## EXCERPTED DATA
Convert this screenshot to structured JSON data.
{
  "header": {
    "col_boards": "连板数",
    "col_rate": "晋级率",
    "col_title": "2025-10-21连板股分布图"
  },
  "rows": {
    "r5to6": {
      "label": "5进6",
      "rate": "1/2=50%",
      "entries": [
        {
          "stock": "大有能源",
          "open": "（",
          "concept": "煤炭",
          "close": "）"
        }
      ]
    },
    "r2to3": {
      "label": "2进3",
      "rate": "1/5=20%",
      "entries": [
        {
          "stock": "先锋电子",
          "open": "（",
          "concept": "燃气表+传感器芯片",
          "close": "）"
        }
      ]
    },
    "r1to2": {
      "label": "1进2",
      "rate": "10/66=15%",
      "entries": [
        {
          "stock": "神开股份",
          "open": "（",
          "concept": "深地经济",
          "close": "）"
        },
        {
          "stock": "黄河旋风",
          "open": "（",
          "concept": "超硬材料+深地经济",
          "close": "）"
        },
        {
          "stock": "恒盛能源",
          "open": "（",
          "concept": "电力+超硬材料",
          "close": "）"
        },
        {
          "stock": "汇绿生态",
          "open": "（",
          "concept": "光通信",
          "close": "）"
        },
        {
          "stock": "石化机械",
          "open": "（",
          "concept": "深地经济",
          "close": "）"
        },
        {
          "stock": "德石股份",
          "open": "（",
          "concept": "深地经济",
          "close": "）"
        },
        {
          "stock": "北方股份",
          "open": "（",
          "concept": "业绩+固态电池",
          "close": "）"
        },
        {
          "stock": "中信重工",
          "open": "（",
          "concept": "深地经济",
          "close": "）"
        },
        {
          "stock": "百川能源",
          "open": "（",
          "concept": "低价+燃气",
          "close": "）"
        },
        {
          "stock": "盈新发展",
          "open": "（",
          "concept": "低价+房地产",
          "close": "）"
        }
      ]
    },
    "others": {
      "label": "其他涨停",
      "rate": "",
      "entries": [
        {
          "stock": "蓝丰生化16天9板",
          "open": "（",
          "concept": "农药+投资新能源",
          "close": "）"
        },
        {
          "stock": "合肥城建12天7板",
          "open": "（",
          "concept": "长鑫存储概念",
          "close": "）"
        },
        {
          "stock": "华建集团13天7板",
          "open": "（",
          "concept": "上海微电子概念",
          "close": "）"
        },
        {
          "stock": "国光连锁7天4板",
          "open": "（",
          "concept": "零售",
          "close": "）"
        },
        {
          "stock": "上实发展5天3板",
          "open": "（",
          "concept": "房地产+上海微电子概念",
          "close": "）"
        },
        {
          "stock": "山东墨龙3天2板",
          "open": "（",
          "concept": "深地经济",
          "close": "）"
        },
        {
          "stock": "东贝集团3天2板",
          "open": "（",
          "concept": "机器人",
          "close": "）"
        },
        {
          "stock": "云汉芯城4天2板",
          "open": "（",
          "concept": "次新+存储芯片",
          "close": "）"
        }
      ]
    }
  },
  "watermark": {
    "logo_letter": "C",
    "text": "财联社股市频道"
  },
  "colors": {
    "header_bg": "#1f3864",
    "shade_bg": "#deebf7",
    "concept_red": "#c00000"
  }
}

## GIVEN EXERCISE
The entries above must be returned in full, exactly as shown.

## WORKED ANSWER
Convert this screenshot to structured JSON data.
{
  "header": {
    "col_boards": "连板数",
    "col_rate": "晋级率",
    "col_title": "2025-10-21连板股分布图"
  },
  "rows": {
    "r5to6": {
      "label": "5进6",
      "rate": "1/2=50%",
      "entries": [
        {
          "stock": "大有能源",
          "open": "（",
          "concept": "煤炭",
          "close": "）"
        }
      ]
    },
    "r2to3": {
      "label": "2进3",
      "rate": "1/5=20%",
      "entries": [
        {
          "stock": "先锋电子",
          "open": "（",
          "concept": "燃气表+传感器芯片",
          "close": "）"
        }
      ]
    },
    "r1to2": {
      "label": "1进2",
      "rate": "10/66=15%",
      "entries": [
        {
          "stock": "神开股份",
          "open": "（",
          "concept": "深地经济",
          "close": "）"
        },
        {
          "stock": "黄河旋风",
          "open": "（",
          "concept": "超硬材料+深地经济",
          "close": "）"
        },
        {
          "stock": "恒盛能源",
          "open": "（",
          "concept": "电力+超硬材料",
          "close": "）"
        },
        {
          "stock": "汇绿生态",
          "open": "（",
          "concept": "光通信",
          "close": "）"
        },
        {
          "stock": "石化机械",
          "open": "（",
          "concept": "深地经济",
          "close": "）"
        },
        {
          "stock": "德石股份",
          "open": "（",
          "concept": "深地经济",
          "close": "）"
        },
        {
          "stock": "北方股份",
          "open": "（",
          "concept": "业绩+固态电池",
          "close": "）"
        },
        {
          "stock": "中信重工",
          "open": "（",
          "concept": "深地经济",
          "close": "）"
        },
        {
          "stock": "百川能源",
          "open": "（",
          "concept": "低价+燃气",
          "close": "）"
        },
        {
          "stock": "盈新发展",
          "open": "（",
          "concept": "低价+房地产",
          "close": "）"
        }
      ]
    },
    "others": {
      "label": "其他涨停",
      "rate": "",
      "entries": [
        {
          "stock": "蓝丰生化16天9板",
          "open": "（",
          "concept": "农药+投资新能源",
          "close": "）"
        },
        {
          "stock": "合肥城建12天7板",
          "open": "（",
          "concept": "长鑫存储概念",
          "close": "）"
        },
        {
          "stock": "华建集团13天7板",
          "open": "（",
          "concept": "上海微电子概念",
          "close": "）"
        },
        {
          "stock": "国光连锁7天4板",
          "open": "（",
          "concept": "零售",
          "close": "）"
        },
        {
          "stock": "上实发展5天3板",
          "open": "（",
          "concept": "房地产+上海微电子概念",
          "close": "）"
        },
        {
          "stock": "山东墨龙3天2板",
          "open": "（",
          "concept": "深地经济",
          "close": "）"
        },
        {
          "stock": "东贝集团3天2板",
          "open": "（",
          "concept": "机器人",
          "close": "）"
        },
        {
          "stock": "云汉芯城4天2板",
          "open": "（",
          "concept": "次新+存储芯片",
          "close": "）"
        }
      ]
    }
  },
  "watermark": {
    "logo_letter": "C",
    "text": "财联社股市频道"
  },
  "colors": {
    "header_bg": "#1f3864",
    "shade_bg": "#deebf7",
    "concept_red": "#c00000"
  }
}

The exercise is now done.